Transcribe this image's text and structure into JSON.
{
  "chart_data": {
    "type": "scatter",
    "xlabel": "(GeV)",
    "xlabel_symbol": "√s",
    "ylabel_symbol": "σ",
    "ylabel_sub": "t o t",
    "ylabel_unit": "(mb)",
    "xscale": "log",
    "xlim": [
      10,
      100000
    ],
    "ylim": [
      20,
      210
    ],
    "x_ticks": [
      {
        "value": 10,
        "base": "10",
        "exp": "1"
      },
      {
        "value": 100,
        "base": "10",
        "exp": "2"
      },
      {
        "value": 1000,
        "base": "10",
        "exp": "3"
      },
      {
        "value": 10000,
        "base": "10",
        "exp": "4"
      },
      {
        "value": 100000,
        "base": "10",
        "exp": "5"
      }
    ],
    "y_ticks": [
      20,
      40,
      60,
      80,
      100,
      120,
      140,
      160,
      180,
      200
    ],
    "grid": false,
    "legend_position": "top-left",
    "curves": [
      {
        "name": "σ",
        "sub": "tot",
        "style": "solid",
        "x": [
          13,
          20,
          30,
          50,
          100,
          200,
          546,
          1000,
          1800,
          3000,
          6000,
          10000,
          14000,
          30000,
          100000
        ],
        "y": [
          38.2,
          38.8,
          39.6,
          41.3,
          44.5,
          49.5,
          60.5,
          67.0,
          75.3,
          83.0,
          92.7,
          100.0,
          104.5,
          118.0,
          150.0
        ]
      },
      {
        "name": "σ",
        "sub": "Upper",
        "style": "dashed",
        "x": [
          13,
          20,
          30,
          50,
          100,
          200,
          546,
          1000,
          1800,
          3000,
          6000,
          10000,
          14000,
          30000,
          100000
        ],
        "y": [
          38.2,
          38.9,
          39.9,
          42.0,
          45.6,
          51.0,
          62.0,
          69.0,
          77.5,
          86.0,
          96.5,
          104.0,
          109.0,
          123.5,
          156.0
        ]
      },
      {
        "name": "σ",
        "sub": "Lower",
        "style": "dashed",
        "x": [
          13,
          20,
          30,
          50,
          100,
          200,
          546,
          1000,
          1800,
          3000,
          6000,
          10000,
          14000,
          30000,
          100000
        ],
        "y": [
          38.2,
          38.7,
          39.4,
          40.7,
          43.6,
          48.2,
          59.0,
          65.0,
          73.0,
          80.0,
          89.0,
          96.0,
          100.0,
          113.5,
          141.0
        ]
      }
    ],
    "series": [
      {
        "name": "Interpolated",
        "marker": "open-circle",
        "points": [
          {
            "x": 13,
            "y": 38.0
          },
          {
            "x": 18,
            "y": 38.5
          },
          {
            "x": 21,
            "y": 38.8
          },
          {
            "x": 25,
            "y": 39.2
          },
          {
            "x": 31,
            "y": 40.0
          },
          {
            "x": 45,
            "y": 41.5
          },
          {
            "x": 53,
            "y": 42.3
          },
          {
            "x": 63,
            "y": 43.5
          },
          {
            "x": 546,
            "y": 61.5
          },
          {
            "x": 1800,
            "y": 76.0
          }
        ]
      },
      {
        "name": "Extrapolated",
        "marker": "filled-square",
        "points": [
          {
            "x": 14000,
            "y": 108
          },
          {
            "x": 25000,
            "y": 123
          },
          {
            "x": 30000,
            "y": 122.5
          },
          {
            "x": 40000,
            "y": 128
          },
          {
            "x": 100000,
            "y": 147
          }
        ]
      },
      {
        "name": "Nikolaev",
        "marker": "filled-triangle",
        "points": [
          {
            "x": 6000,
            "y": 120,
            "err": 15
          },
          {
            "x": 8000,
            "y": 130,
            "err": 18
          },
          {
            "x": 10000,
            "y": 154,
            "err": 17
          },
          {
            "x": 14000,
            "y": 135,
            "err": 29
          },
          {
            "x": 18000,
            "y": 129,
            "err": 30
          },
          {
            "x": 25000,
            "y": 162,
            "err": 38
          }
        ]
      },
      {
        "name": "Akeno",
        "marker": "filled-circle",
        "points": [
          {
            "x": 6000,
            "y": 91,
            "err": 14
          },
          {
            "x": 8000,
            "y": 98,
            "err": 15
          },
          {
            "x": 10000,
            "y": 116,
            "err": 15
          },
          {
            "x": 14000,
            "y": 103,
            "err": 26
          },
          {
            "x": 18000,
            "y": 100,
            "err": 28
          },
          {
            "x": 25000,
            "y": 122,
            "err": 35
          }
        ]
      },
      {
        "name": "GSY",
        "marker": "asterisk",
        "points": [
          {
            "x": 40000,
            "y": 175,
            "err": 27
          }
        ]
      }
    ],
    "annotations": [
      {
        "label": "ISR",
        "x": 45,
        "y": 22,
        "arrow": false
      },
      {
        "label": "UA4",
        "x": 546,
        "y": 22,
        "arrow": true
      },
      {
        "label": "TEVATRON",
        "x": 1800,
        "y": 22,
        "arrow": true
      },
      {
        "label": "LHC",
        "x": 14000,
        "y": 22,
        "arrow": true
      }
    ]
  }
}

STATED PROBLEM ->
List all lines in the material containing the string "name".

FINAL ANSWER ->
        "name": "σ",
        "name": "σ",
        "name": "σ",
        "name": "Interpolated",
        "name": "Extrapolated",
        "name": "Nikolaev",
        "name": "Akeno",
        "name": "GSY",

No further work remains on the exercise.